* [Excerpted records]:
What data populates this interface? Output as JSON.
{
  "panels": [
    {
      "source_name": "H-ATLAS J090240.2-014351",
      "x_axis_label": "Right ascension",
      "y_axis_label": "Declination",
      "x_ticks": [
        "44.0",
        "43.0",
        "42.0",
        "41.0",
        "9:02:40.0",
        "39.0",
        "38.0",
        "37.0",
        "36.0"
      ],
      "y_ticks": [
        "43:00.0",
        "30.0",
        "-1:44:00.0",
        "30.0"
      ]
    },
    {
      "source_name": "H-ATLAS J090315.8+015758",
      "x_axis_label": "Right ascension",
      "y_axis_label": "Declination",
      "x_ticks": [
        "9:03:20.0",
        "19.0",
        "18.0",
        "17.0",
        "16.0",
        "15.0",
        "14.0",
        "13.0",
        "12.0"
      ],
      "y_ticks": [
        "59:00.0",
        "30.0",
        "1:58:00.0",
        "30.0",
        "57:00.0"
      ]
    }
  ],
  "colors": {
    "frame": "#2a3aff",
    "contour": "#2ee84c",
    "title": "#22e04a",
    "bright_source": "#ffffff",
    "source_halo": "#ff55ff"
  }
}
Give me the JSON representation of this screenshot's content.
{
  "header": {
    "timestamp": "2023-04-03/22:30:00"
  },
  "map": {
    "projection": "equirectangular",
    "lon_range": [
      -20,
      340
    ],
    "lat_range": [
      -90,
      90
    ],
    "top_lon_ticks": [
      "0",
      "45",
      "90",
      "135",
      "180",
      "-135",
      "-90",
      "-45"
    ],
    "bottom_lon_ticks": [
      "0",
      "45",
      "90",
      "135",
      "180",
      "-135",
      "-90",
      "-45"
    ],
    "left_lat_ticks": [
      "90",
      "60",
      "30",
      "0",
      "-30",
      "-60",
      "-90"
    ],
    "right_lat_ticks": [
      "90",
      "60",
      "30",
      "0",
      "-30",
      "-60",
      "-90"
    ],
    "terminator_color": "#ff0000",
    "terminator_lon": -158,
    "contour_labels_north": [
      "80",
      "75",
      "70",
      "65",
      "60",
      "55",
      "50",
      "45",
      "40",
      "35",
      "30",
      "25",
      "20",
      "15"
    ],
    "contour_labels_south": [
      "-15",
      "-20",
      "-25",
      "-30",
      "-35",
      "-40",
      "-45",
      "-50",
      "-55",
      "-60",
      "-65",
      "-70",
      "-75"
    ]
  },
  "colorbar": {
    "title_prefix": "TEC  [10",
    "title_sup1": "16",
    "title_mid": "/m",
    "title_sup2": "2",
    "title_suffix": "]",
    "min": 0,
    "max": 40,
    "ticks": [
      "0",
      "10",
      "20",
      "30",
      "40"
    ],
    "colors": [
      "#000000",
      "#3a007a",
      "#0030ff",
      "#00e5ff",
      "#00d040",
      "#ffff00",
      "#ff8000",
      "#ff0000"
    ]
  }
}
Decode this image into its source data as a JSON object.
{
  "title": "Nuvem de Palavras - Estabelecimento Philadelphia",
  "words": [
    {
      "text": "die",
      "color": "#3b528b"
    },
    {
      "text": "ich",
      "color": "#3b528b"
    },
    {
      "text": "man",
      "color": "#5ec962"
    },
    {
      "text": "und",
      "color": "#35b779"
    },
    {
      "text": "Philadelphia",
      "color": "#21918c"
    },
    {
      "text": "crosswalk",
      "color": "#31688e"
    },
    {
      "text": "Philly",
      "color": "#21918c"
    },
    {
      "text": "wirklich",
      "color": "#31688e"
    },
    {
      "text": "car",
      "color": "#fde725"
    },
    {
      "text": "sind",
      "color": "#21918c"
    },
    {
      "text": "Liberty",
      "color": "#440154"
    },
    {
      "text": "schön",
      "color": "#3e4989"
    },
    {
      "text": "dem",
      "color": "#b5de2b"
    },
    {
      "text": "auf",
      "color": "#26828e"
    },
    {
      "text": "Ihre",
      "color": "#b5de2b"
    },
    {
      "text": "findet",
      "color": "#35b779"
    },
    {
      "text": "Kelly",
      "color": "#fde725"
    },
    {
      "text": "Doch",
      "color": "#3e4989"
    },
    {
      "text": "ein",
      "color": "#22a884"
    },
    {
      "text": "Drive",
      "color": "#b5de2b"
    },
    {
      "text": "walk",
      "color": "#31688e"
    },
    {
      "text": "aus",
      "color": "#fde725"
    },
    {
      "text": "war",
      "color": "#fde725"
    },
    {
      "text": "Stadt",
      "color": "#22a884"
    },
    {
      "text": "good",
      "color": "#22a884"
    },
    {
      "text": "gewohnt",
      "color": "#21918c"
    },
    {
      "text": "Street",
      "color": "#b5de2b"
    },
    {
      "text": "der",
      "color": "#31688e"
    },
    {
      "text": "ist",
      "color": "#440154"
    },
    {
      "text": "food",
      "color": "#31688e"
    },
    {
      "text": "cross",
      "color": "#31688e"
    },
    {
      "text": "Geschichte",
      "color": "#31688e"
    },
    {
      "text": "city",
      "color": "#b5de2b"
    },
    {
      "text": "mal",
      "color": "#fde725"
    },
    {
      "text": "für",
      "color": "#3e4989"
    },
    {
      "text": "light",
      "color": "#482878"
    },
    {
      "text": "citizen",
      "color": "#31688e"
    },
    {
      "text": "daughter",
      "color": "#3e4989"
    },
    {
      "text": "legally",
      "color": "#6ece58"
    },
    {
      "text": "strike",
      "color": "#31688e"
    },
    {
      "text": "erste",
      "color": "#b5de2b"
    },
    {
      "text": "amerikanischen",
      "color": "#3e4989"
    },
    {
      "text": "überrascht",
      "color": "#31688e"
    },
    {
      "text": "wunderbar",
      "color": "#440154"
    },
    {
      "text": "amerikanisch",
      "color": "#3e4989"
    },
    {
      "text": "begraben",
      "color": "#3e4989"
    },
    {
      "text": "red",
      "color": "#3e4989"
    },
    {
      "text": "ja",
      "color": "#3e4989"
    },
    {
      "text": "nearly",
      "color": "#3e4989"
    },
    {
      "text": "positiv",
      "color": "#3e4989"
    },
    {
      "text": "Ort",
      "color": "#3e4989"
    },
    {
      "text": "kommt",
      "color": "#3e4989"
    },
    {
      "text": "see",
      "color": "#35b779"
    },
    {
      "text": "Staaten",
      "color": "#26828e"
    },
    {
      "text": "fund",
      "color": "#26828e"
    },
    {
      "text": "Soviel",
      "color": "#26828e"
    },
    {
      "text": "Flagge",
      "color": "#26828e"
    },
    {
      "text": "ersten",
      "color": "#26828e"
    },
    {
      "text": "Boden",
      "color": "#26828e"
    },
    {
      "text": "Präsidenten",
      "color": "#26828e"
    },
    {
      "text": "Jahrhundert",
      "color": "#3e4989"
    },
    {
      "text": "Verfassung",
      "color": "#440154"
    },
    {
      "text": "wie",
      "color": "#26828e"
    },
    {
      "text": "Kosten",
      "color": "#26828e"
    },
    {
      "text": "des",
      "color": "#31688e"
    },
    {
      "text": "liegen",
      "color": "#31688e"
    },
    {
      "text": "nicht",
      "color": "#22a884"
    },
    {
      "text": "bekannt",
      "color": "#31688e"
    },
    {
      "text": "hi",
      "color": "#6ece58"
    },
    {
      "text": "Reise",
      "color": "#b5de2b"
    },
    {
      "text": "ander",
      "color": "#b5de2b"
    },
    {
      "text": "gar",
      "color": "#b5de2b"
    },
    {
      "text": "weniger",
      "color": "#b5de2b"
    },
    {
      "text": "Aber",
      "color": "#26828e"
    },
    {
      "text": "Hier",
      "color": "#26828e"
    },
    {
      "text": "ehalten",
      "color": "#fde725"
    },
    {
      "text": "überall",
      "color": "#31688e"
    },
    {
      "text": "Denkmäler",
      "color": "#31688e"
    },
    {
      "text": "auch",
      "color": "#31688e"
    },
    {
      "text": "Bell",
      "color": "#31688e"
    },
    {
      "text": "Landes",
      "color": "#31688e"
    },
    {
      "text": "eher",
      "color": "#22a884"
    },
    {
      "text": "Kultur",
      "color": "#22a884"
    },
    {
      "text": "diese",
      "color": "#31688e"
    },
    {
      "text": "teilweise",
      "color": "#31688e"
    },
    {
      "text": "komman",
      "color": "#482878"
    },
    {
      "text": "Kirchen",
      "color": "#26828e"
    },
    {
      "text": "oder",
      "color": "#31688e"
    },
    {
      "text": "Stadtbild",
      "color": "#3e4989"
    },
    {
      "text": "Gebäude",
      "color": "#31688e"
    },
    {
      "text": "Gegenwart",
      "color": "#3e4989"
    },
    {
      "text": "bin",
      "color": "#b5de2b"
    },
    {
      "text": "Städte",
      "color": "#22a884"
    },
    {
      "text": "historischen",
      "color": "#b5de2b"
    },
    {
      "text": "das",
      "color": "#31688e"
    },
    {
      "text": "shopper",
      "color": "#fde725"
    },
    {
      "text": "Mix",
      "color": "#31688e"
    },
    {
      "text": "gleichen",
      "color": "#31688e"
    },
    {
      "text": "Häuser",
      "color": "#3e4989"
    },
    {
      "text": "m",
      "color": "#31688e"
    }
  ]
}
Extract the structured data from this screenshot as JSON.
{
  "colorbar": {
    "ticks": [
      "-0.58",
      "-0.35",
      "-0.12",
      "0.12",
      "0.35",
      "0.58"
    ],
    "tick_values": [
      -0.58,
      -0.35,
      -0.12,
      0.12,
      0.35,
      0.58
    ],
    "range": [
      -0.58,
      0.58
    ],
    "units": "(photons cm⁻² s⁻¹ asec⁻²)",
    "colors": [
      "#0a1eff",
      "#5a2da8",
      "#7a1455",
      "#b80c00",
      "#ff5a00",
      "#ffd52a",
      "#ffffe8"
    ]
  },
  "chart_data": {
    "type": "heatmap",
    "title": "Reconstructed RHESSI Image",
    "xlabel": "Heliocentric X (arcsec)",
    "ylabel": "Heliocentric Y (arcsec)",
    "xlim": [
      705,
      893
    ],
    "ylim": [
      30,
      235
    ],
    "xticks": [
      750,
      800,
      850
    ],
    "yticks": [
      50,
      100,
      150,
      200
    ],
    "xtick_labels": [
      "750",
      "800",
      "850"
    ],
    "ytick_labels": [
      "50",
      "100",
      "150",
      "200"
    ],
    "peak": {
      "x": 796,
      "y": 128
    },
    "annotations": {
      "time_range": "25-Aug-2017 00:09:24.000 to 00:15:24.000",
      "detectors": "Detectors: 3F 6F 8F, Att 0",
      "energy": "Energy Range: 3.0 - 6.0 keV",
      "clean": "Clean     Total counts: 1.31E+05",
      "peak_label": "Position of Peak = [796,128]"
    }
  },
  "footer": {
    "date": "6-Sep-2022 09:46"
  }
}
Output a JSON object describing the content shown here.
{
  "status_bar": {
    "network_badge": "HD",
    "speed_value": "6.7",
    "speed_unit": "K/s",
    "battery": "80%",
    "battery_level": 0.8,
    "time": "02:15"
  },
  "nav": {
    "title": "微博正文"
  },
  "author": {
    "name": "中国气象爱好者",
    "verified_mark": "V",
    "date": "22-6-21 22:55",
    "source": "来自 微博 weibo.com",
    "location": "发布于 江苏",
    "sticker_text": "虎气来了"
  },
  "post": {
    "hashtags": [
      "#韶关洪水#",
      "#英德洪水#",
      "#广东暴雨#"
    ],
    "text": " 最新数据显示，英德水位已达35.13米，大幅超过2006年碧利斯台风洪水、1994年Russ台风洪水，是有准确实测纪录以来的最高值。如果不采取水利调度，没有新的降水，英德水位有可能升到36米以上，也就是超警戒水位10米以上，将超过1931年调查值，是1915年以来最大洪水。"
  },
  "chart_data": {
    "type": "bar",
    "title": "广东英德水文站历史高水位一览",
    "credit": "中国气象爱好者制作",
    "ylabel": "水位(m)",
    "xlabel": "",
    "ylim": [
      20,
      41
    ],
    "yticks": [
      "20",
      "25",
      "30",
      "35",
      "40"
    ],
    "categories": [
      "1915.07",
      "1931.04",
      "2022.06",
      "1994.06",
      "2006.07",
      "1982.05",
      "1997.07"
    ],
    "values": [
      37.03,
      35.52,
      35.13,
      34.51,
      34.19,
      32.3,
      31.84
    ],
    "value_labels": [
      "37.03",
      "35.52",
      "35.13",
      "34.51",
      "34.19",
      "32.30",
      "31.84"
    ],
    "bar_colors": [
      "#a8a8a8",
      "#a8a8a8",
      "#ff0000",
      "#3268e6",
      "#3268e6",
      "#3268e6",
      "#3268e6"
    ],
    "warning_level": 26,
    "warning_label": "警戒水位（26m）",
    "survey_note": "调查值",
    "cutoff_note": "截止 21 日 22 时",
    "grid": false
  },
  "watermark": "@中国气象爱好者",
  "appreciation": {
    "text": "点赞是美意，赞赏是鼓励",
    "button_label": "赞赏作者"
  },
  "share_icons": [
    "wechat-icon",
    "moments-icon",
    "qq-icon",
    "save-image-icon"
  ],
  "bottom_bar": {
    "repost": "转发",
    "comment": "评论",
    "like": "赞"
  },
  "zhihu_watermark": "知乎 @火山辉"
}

* [The request]: Go through the entries above and copy every line containing "xlabel".

* [Task result]:
    "xlabel": "Heliocentric X (arcsec)",
    "xlabel": "",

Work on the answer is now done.